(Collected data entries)
****

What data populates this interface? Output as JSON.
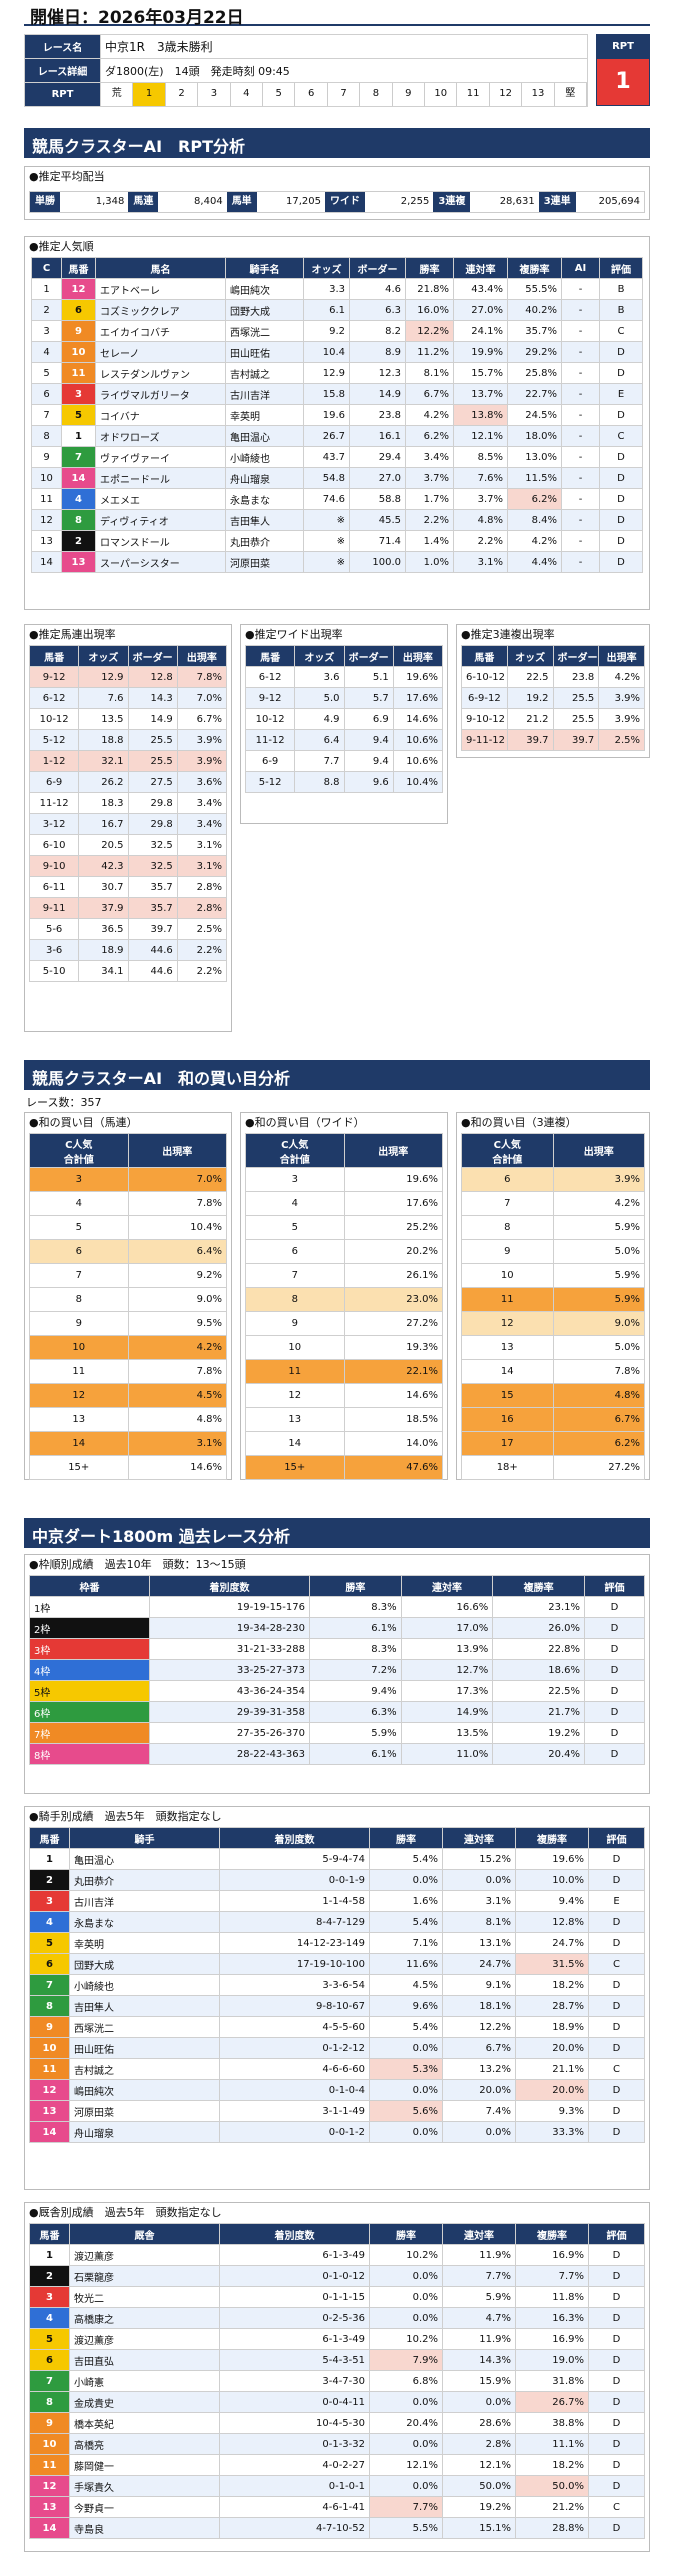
{
  "header": {
    "date": "開催日：2026年03月22日",
    "race_name_label": "レース名",
    "race_name": "中京1R　3歳未勝利",
    "race_detail_label": "レース詳細",
    "race_detail": "ダ1800(左)　14頭　発走時刻 09:45",
    "rpt_label": "RPT",
    "rpt_head": "RPT",
    "rpt_value": "1",
    "rpt_scale": [
      "荒",
      "1",
      "2",
      "3",
      "4",
      "5",
      "6",
      "7",
      "8",
      "9",
      "10",
      "11",
      "12",
      "13",
      "堅"
    ]
  },
  "colors": {
    "navy": "#1f3a68",
    "red": "#e53935",
    "waku": [
      "#ffffff",
      "#111111",
      "#e53935",
      "#2f6fd6",
      "#f6c800",
      "#2e9b3f",
      "#f08a24",
      "#e74b8c"
    ]
  },
  "sec1": {
    "title": "競馬クラスターAI　RPT分析",
    "payout": {
      "head": "●推定平均配当",
      "items": [
        {
          "k": "単勝",
          "v": "1,348"
        },
        {
          "k": "馬連",
          "v": "8,404"
        },
        {
          "k": "馬単",
          "v": "17,205"
        },
        {
          "k": "ワイド",
          "v": "2,255"
        },
        {
          "k": "3連複",
          "v": "28,631"
        },
        {
          "k": "3連単",
          "v": "205,694"
        }
      ]
    },
    "pop": {
      "head": "●推定人気順",
      "cols": [
        "C",
        "馬番",
        "馬名",
        "騎手名",
        "オッズ",
        "ボーダー",
        "勝率",
        "連対率",
        "複勝率",
        "AI",
        "評価"
      ],
      "rows": [
        [
          "1",
          "12",
          "エアトベーレ",
          "嶋田純次",
          "3.3",
          "4.6",
          "21.8%",
          "43.4%",
          "55.5%",
          "-",
          "B"
        ],
        [
          "2",
          "6",
          "コズミッククレア",
          "団野大成",
          "6.1",
          "6.3",
          "16.0%",
          "27.0%",
          "40.2%",
          "-",
          "B"
        ],
        [
          "3",
          "9",
          "エイカイコバチ",
          "西塚洸二",
          "9.2",
          "8.2",
          "12.2%",
          "24.1%",
          "35.7%",
          "-",
          "C"
        ],
        [
          "4",
          "10",
          "セレーノ",
          "田山旺佑",
          "10.4",
          "8.9",
          "11.2%",
          "19.9%",
          "29.2%",
          "-",
          "D"
        ],
        [
          "5",
          "11",
          "レステダンルヴァン",
          "吉村誠之",
          "12.9",
          "12.3",
          "8.1%",
          "15.7%",
          "25.8%",
          "-",
          "D"
        ],
        [
          "6",
          "3",
          "ライヴマルガリータ",
          "古川吉洋",
          "15.8",
          "14.9",
          "6.7%",
          "13.7%",
          "22.7%",
          "-",
          "E"
        ],
        [
          "7",
          "5",
          "コイバナ",
          "幸英明",
          "19.6",
          "23.8",
          "4.2%",
          "13.8%",
          "24.5%",
          "-",
          "D"
        ],
        [
          "8",
          "1",
          "オドワローズ",
          "亀田温心",
          "26.7",
          "16.1",
          "6.2%",
          "12.1%",
          "18.0%",
          "-",
          "C"
        ],
        [
          "9",
          "7",
          "ヴァイヴァーイ",
          "小崎綾也",
          "43.7",
          "29.4",
          "3.4%",
          "8.5%",
          "13.0%",
          "-",
          "D"
        ],
        [
          "10",
          "14",
          "エポニードール",
          "舟山瑠泉",
          "54.8",
          "27.0",
          "3.7%",
          "7.6%",
          "11.5%",
          "-",
          "D"
        ],
        [
          "11",
          "4",
          "メエメエ",
          "永島まな",
          "74.6",
          "58.8",
          "1.7%",
          "3.7%",
          "6.2%",
          "-",
          "D"
        ],
        [
          "12",
          "8",
          "ディヴィティオ",
          "吉田隼人",
          "※",
          "45.5",
          "2.2%",
          "4.8%",
          "8.4%",
          "-",
          "D"
        ],
        [
          "13",
          "2",
          "ロマンスドール",
          "丸田恭介",
          "※",
          "71.4",
          "1.4%",
          "2.2%",
          "4.2%",
          "-",
          "D"
        ],
        [
          "14",
          "13",
          "スーパーシスター",
          "河原田菜",
          "※",
          "100.0",
          "1.0%",
          "3.1%",
          "4.4%",
          "-",
          "D"
        ]
      ]
    },
    "umaren": {
      "head": "●推定馬連出現率",
      "cols": [
        "馬番",
        "オッズ",
        "ボーダー",
        "出現率"
      ],
      "rows": [
        [
          "9-12",
          "12.9",
          "12.8",
          "7.8%"
        ],
        [
          "6-12",
          "7.6",
          "14.3",
          "7.0%"
        ],
        [
          "10-12",
          "13.5",
          "14.9",
          "6.7%"
        ],
        [
          "5-12",
          "18.8",
          "25.5",
          "3.9%"
        ],
        [
          "1-12",
          "32.1",
          "25.5",
          "3.9%"
        ],
        [
          "6-9",
          "26.2",
          "27.5",
          "3.6%"
        ],
        [
          "11-12",
          "18.3",
          "29.8",
          "3.4%"
        ],
        [
          "3-12",
          "16.7",
          "29.8",
          "3.4%"
        ],
        [
          "6-10",
          "20.5",
          "32.5",
          "3.1%"
        ],
        [
          "9-10",
          "42.3",
          "32.5",
          "3.1%"
        ],
        [
          "6-11",
          "30.7",
          "35.7",
          "2.8%"
        ],
        [
          "9-11",
          "37.9",
          "35.7",
          "2.8%"
        ],
        [
          "5-6",
          "36.5",
          "39.7",
          "2.5%"
        ],
        [
          "3-6",
          "18.9",
          "44.6",
          "2.2%"
        ],
        [
          "5-10",
          "34.1",
          "44.6",
          "2.2%"
        ]
      ]
    },
    "wide": {
      "head": "●推定ワイド出現率",
      "cols": [
        "馬番",
        "オッズ",
        "ボーダー",
        "出現率"
      ],
      "rows": [
        [
          "6-12",
          "3.6",
          "5.1",
          "19.6%"
        ],
        [
          "9-12",
          "5.0",
          "5.7",
          "17.6%"
        ],
        [
          "10-12",
          "4.9",
          "6.9",
          "14.6%"
        ],
        [
          "11-12",
          "6.4",
          "9.4",
          "10.6%"
        ],
        [
          "6-9",
          "7.7",
          "9.4",
          "10.6%"
        ],
        [
          "5-12",
          "8.8",
          "9.6",
          "10.4%"
        ]
      ]
    },
    "trio": {
      "head": "●推定3連複出現率",
      "cols": [
        "馬番",
        "オッズ",
        "ボーダー",
        "出現率"
      ],
      "rows": [
        [
          "6-10-12",
          "22.5",
          "23.8",
          "4.2%"
        ],
        [
          "6-9-12",
          "19.2",
          "25.5",
          "3.9%"
        ],
        [
          "9-10-12",
          "21.2",
          "25.5",
          "3.9%"
        ],
        [
          "9-11-12",
          "39.7",
          "39.7",
          "2.5%"
        ]
      ]
    }
  },
  "sec2": {
    "title": "競馬クラスターAI　和の買い目分析",
    "count": "レース数：357",
    "tables": [
      {
        "head": "●和の買い目（馬連）",
        "cols": [
          "C人気\n合計値",
          "出現率"
        ],
        "rows": [
          [
            "3",
            "7.0%"
          ],
          [
            "4",
            "7.8%"
          ],
          [
            "5",
            "10.4%"
          ],
          [
            "6",
            "6.4%"
          ],
          [
            "7",
            "9.2%"
          ],
          [
            "8",
            "9.0%"
          ],
          [
            "9",
            "9.5%"
          ],
          [
            "10",
            "4.2%"
          ],
          [
            "11",
            "7.8%"
          ],
          [
            "12",
            "4.5%"
          ],
          [
            "13",
            "4.8%"
          ],
          [
            "14",
            "3.1%"
          ],
          [
            "15+",
            "14.6%"
          ]
        ]
      },
      {
        "head": "●和の買い目（ワイド）",
        "cols": [
          "C人気\n合計値",
          "出現率"
        ],
        "rows": [
          [
            "3",
            "19.6%"
          ],
          [
            "4",
            "17.6%"
          ],
          [
            "5",
            "25.2%"
          ],
          [
            "6",
            "20.2%"
          ],
          [
            "7",
            "26.1%"
          ],
          [
            "8",
            "23.0%"
          ],
          [
            "9",
            "27.2%"
          ],
          [
            "10",
            "19.3%"
          ],
          [
            "11",
            "22.1%"
          ],
          [
            "12",
            "14.6%"
          ],
          [
            "13",
            "18.5%"
          ],
          [
            "14",
            "14.0%"
          ],
          [
            "15+",
            "47.6%"
          ]
        ]
      },
      {
        "head": "●和の買い目（3連複）",
        "cols": [
          "C人気\n合計値",
          "出現率"
        ],
        "rows": [
          [
            "6",
            "3.9%"
          ],
          [
            "7",
            "4.2%"
          ],
          [
            "8",
            "5.9%"
          ],
          [
            "9",
            "5.0%"
          ],
          [
            "10",
            "5.9%"
          ],
          [
            "11",
            "5.9%"
          ],
          [
            "12",
            "9.0%"
          ],
          [
            "13",
            "5.0%"
          ],
          [
            "14",
            "7.8%"
          ],
          [
            "15",
            "4.8%"
          ],
          [
            "16",
            "6.7%"
          ],
          [
            "17",
            "6.2%"
          ],
          [
            "18+",
            "27.2%"
          ]
        ]
      }
    ]
  },
  "sec3": {
    "title": "中京ダート1800m 過去レース分析",
    "waku": {
      "head": "●枠順別成績　過去10年　頭数：13～15頭",
      "cols": [
        "枠番",
        "着別度数",
        "勝率",
        "連対率",
        "複勝率",
        "評価"
      ],
      "rows": [
        [
          "1枠",
          "19-19-15-176",
          "8.3%",
          "16.6%",
          "23.1%",
          "D"
        ],
        [
          "2枠",
          "19-34-28-230",
          "6.1%",
          "17.0%",
          "26.0%",
          "D"
        ],
        [
          "3枠",
          "31-21-33-288",
          "8.3%",
          "13.9%",
          "22.8%",
          "D"
        ],
        [
          "4枠",
          "33-25-27-373",
          "7.2%",
          "12.7%",
          "18.6%",
          "D"
        ],
        [
          "5枠",
          "43-36-24-354",
          "9.4%",
          "17.3%",
          "22.5%",
          "D"
        ],
        [
          "6枠",
          "29-39-31-358",
          "6.3%",
          "14.9%",
          "21.7%",
          "D"
        ],
        [
          "7枠",
          "27-35-26-370",
          "5.9%",
          "13.5%",
          "19.2%",
          "D"
        ],
        [
          "8枠",
          "28-22-43-363",
          "6.1%",
          "11.0%",
          "20.4%",
          "D"
        ]
      ]
    },
    "jockey": {
      "head": "●騎手別成績　過去5年　頭数指定なし",
      "cols": [
        "馬番",
        "騎手",
        "着別度数",
        "勝率",
        "連対率",
        "複勝率",
        "評価"
      ],
      "rows": [
        [
          "1",
          "亀田温心",
          "5-9-4-74",
          "5.4%",
          "15.2%",
          "19.6%",
          "D"
        ],
        [
          "2",
          "丸田恭介",
          "0-0-1-9",
          "0.0%",
          "0.0%",
          "10.0%",
          "D"
        ],
        [
          "3",
          "古川吉洋",
          "1-1-4-58",
          "1.6%",
          "3.1%",
          "9.4%",
          "E"
        ],
        [
          "4",
          "永島まな",
          "8-4-7-129",
          "5.4%",
          "8.1%",
          "12.8%",
          "D"
        ],
        [
          "5",
          "幸英明",
          "14-12-23-149",
          "7.1%",
          "13.1%",
          "24.7%",
          "D"
        ],
        [
          "6",
          "団野大成",
          "17-19-10-100",
          "11.6%",
          "24.7%",
          "31.5%",
          "C"
        ],
        [
          "7",
          "小崎綾也",
          "3-3-6-54",
          "4.5%",
          "9.1%",
          "18.2%",
          "D"
        ],
        [
          "8",
          "吉田隼人",
          "9-8-10-67",
          "9.6%",
          "18.1%",
          "28.7%",
          "D"
        ],
        [
          "9",
          "西塚洸二",
          "4-5-5-60",
          "5.4%",
          "12.2%",
          "18.9%",
          "D"
        ],
        [
          "10",
          "田山旺佑",
          "0-1-2-12",
          "0.0%",
          "6.7%",
          "20.0%",
          "D"
        ],
        [
          "11",
          "吉村誠之",
          "4-6-6-60",
          "5.3%",
          "13.2%",
          "21.1%",
          "C"
        ],
        [
          "12",
          "嶋田純次",
          "0-1-0-4",
          "0.0%",
          "20.0%",
          "20.0%",
          "D"
        ],
        [
          "13",
          "河原田菜",
          "3-1-1-49",
          "5.6%",
          "7.4%",
          "9.3%",
          "D"
        ],
        [
          "14",
          "舟山瑠泉",
          "0-0-1-2",
          "0.0%",
          "0.0%",
          "33.3%",
          "D"
        ]
      ]
    },
    "trainer": {
      "head": "●厩舎別成績　過去5年　頭数指定なし",
      "cols": [
        "馬番",
        "厩舎",
        "着別度数",
        "勝率",
        "連対率",
        "複勝率",
        "評価"
      ],
      "rows": [
        [
          "1",
          "渡辺薫彦",
          "6-1-3-49",
          "10.2%",
          "11.9%",
          "16.9%",
          "D"
        ],
        [
          "2",
          "石栗龍彦",
          "0-1-0-12",
          "0.0%",
          "7.7%",
          "7.7%",
          "D"
        ],
        [
          "3",
          "牧光二",
          "0-1-1-15",
          "0.0%",
          "5.9%",
          "11.8%",
          "D"
        ],
        [
          "4",
          "高橋康之",
          "0-2-5-36",
          "0.0%",
          "4.7%",
          "16.3%",
          "D"
        ],
        [
          "5",
          "渡辺薫彦",
          "6-1-3-49",
          "10.2%",
          "11.9%",
          "16.9%",
          "D"
        ],
        [
          "6",
          "吉田直弘",
          "5-4-3-51",
          "7.9%",
          "14.3%",
          "19.0%",
          "D"
        ],
        [
          "7",
          "小崎憲",
          "3-4-7-30",
          "6.8%",
          "15.9%",
          "31.8%",
          "D"
        ],
        [
          "8",
          "金成貴史",
          "0-0-4-11",
          "0.0%",
          "0.0%",
          "26.7%",
          "D"
        ],
        [
          "9",
          "橋本英紀",
          "10-4-5-30",
          "20.4%",
          "28.6%",
          "38.8%",
          "D"
        ],
        [
          "10",
          "高橋亮",
          "0-1-3-32",
          "0.0%",
          "2.8%",
          "11.1%",
          "D"
        ],
        [
          "11",
          "藤岡健一",
          "4-0-2-27",
          "12.1%",
          "12.1%",
          "18.2%",
          "D"
        ],
        [
          "12",
          "手塚貴久",
          "0-1-0-1",
          "0.0%",
          "50.0%",
          "50.0%",
          "D"
        ],
        [
          "13",
          "今野貞一",
          "4-6-1-41",
          "7.7%",
          "19.2%",
          "21.2%",
          "C"
        ],
        [
          "14",
          "寺島良",
          "4-7-10-52",
          "5.5%",
          "15.1%",
          "28.8%",
          "D"
        ]
      ]
    }
  }
}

****

▸ What needs to be done:
All lines above with "競馬クラスターAI" in them should be returned.

▸ Response to this exercise:
    "title": "競馬クラスターAI　RPT分析",
    "title": "競馬クラスターAI　和の買い目分析",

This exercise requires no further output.